The inf layer
The
inf layer is a minimal add-on to the
lcfg layer. It's as close as you can get to just using the lcfg layer. (The lcfg layer itself doesn't contain a complete working configuration.)
When you put something in the lcfg or ed levels it makes it available for other parts of the University to use. However they can only use it if it doesn't depend on something in the dice level. You can test your software for these dependencies by trying it out on an inf level machine - see below.
The inf layer comes in several flavours as noted further down this page. Choose a flavour depending on whether you want to test just the lcfg layer, or add in the ed layer, or add in dice repositories too.
The inf layer uses DICE kerberos and ldap. It uses the LCFG kerberos component to configure kerberos. It only uses the openldap component if
USE_OPENLDAP_COMPONENT
is defined; otherwise it uses the file component to configure ldap. (For SL6 this is temporarily broken and it uses the lcfg-openldap component regardless.)

□ □ □ □ □ □ □

Required work » Carry on the page about the inf layer from its last sentence.

Data pulled from a collection:
□ □ □ □ □ □ □

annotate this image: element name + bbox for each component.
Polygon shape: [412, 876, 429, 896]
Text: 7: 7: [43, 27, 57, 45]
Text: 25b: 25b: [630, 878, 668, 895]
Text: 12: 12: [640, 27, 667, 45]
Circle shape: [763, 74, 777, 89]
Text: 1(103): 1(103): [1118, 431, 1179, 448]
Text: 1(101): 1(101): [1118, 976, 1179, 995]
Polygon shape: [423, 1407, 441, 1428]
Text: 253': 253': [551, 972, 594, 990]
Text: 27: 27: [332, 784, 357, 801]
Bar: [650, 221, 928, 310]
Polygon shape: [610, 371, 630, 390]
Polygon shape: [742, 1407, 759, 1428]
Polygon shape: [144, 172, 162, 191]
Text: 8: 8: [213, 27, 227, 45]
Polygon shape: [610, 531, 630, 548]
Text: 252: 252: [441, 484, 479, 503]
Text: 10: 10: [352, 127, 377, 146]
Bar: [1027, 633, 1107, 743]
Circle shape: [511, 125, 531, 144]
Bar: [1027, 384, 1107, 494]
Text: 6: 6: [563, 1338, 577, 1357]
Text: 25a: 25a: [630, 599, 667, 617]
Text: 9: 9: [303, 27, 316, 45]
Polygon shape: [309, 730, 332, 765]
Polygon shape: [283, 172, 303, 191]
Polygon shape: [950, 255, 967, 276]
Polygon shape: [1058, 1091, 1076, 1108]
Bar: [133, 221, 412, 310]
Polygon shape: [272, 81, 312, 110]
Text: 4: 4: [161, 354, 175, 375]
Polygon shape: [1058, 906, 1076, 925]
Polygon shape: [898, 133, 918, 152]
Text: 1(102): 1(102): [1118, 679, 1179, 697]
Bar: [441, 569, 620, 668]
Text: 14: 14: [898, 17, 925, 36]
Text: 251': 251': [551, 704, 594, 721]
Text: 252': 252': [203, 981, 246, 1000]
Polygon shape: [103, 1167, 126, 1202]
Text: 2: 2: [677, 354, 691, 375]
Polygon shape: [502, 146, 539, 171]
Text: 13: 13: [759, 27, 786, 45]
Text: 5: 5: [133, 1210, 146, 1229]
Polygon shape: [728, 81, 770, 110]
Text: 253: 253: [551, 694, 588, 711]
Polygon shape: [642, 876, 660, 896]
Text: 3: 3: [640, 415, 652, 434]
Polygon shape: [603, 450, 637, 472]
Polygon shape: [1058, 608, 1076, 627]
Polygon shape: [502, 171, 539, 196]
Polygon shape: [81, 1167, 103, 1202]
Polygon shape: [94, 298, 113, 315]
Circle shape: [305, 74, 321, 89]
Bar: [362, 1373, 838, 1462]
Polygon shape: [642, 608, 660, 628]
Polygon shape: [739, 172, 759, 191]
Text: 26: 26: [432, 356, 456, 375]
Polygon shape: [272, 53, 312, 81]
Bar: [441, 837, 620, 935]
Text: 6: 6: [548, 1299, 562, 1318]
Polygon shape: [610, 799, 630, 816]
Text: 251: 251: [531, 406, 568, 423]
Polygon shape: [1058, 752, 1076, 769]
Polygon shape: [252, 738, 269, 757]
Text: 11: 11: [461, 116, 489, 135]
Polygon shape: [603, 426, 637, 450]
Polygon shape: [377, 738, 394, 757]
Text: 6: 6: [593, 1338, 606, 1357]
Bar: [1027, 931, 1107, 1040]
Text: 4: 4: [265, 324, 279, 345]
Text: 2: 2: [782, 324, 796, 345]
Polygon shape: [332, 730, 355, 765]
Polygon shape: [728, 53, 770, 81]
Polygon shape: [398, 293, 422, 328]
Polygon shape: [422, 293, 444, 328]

□ □ □ □ □ □ □

Answer section »
An inf layer test machine
There's a host at inf level which you can use for testing. It has the alias
inflevel
. If you
ssh inflevel
you will be prompted for your DICE password; this is OK. It has local home directories. If you need to, change its "flavour" by editing its LCFG file then running updaterpms and rebooting. You will need to become root to get enough privilege to run components. Use
scp
or similar to transfer files to it.
The minimal flavour
#define INF_FLAVOUR_MINIMAL
Doesn't use any "ed" level packages or configuration. Uses INF for auth and dir.
The ed flavour
#define INF_FLAVOUR_ED
As minimal but with ed layer packages and configuration
Uses ed layer kernel.h
DICE openafs configuration included
The dice flavour
#define INF_FLAVOUR_DICE
As ed but with dice repositories enabled
Uses ed layer kernel.h
hostkey enabled (kdcregister enabled)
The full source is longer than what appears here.